What is required
Repeat the records word for word, starting with the line that contains "colorbar-tick-label: -144: [1117, 470, 1143, 485]" and going on through the line that contains "y-tick-label: 80: [41, 389, 55, 404]", with both of those lines included.

Data extract
.....
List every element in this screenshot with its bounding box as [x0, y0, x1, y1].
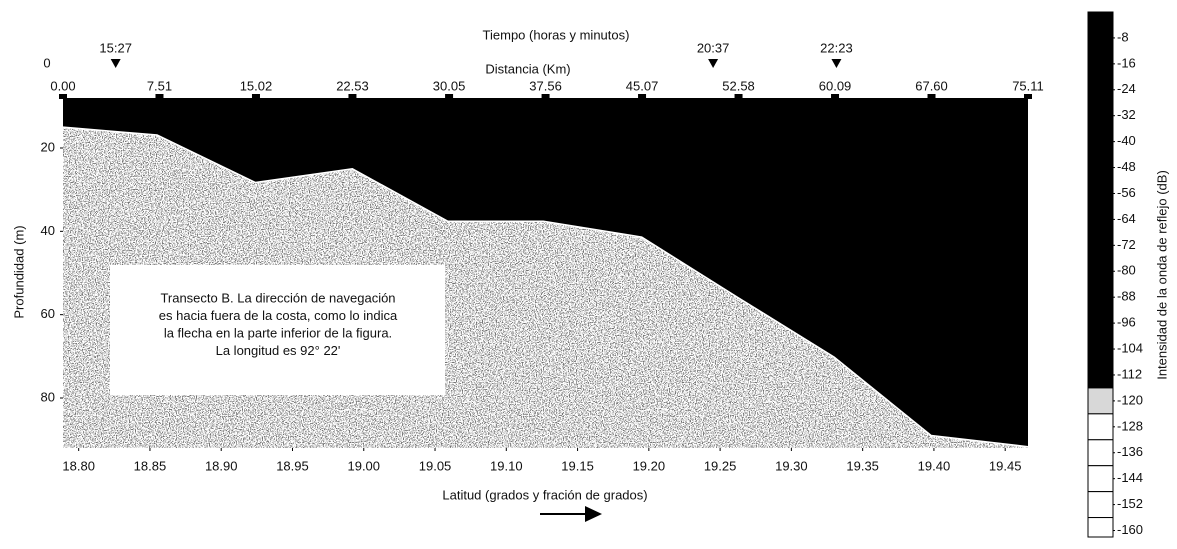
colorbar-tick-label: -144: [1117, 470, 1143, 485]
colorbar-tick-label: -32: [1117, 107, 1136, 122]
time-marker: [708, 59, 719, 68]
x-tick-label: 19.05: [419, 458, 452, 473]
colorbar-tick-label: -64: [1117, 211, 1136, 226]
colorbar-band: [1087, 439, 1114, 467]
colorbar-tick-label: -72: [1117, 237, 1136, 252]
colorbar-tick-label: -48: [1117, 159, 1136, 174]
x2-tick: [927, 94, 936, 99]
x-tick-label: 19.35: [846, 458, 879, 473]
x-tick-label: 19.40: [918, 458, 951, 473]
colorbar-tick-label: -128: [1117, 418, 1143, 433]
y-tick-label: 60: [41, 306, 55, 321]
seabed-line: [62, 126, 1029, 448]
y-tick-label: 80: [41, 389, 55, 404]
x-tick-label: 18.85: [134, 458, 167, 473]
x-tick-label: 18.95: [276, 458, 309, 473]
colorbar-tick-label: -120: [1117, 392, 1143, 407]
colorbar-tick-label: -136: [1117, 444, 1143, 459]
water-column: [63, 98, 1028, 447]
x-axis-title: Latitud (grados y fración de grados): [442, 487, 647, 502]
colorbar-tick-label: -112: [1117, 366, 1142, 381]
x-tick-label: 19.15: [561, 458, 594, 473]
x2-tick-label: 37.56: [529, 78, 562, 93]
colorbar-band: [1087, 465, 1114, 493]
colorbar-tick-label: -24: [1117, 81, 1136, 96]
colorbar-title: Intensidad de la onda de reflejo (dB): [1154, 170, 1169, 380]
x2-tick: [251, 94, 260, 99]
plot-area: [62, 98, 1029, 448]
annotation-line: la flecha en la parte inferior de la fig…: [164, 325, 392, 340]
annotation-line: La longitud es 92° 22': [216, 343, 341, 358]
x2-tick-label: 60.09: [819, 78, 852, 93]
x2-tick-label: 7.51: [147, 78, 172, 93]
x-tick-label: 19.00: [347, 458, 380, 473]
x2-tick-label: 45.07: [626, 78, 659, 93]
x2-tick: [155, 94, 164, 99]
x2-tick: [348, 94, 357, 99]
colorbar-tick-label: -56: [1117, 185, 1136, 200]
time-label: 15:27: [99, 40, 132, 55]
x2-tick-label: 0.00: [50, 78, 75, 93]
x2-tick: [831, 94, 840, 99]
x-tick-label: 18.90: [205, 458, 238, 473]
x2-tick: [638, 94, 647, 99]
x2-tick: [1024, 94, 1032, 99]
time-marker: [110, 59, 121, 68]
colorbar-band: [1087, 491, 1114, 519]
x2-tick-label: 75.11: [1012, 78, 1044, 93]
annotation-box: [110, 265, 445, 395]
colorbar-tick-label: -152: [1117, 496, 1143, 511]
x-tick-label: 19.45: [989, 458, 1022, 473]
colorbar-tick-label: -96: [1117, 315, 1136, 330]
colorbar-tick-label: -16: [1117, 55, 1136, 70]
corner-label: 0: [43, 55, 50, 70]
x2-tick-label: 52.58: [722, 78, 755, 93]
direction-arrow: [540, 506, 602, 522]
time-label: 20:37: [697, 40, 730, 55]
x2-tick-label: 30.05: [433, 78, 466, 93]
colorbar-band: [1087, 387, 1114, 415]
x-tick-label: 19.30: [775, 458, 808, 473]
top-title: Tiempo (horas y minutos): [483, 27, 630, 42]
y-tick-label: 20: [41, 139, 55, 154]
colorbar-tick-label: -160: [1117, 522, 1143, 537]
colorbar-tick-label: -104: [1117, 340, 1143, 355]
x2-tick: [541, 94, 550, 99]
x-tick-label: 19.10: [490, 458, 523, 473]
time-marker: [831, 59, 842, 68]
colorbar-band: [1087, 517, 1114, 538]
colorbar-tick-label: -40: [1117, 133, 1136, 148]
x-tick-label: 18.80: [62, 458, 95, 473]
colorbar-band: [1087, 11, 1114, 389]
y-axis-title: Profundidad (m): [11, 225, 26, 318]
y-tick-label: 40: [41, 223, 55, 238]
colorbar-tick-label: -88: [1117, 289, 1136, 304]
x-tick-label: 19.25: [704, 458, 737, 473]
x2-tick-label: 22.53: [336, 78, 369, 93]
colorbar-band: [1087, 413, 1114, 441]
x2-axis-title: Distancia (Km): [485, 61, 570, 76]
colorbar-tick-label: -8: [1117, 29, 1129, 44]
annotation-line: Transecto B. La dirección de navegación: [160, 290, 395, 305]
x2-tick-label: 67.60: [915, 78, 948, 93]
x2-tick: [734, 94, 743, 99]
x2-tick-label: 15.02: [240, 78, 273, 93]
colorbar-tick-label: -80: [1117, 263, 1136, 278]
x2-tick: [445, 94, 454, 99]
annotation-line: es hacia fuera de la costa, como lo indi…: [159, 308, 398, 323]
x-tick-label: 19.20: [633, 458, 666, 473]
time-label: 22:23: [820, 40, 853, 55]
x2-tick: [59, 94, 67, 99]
.....
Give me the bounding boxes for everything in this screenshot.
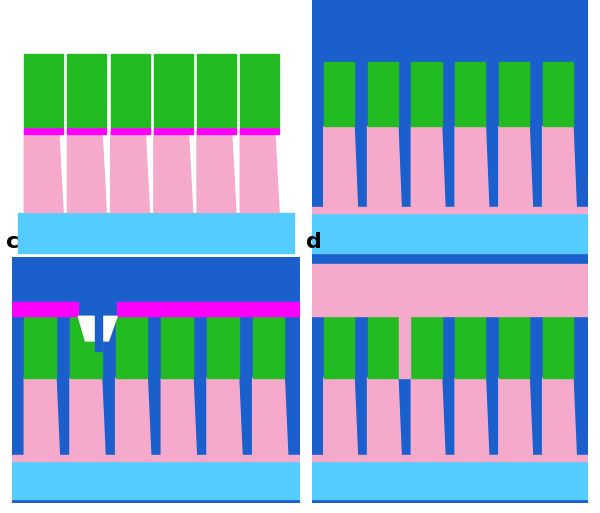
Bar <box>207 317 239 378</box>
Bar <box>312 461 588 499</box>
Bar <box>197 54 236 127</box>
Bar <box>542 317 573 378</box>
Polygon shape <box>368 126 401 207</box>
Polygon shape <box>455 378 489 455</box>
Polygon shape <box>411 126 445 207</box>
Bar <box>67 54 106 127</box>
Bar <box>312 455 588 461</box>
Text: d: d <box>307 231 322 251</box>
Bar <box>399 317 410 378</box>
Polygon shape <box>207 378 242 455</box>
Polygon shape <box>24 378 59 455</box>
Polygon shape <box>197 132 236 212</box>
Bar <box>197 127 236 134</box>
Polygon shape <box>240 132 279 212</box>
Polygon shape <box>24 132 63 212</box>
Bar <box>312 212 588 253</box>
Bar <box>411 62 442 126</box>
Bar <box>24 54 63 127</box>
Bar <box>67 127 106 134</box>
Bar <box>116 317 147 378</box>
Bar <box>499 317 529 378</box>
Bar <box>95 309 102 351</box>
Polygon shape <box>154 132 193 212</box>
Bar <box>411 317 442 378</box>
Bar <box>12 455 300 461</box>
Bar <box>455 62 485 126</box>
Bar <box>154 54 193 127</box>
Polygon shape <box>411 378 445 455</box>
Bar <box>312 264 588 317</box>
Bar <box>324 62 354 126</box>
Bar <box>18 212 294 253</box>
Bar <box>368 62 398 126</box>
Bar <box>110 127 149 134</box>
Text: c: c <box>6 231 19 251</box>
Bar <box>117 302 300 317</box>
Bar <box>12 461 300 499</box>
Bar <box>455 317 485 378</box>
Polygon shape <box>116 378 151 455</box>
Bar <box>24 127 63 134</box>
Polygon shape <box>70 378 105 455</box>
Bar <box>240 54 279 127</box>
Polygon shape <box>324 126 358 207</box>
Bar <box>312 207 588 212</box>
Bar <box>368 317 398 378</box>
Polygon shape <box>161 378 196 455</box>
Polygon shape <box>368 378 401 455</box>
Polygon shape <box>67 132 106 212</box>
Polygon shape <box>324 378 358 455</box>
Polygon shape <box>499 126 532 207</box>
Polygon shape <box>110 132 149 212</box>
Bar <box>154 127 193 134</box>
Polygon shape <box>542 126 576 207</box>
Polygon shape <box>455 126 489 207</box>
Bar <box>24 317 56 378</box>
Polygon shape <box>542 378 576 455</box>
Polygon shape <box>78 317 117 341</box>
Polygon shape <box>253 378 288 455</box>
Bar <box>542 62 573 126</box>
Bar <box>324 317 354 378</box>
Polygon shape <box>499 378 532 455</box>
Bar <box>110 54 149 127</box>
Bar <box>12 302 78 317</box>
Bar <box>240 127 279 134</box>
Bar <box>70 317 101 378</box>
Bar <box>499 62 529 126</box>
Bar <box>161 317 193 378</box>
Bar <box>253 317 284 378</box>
.....
Result of the task
colorbar-tick-label: -144: [1117, 470, 1143, 485]
colorbar-tick-label: -32: [1117, 107, 1136, 122]
time-marker: [708, 59, 719, 68]
x-tick-label: 19.05: [419, 458, 452, 473]
colorbar-tick-label: -64: [1117, 211, 1136, 226]
colorbar-band: [1087, 439, 1114, 467]
colorbar-tick-label: -72: [1117, 237, 1136, 252]
colorbar-tick-label: -48: [1117, 159, 1136, 174]
x2-tick: [927, 94, 936, 99]
x-tick-label: 19.35: [846, 458, 879, 473]
x-tick-label: 19.40: [918, 458, 951, 473]
colorbar-tick-label: -128: [1117, 418, 1143, 433]
y-tick-label: 60: [41, 306, 55, 321]
seabed-line: [62, 126, 1029, 448]
y-tick-label: 80: [41, 389, 55, 404]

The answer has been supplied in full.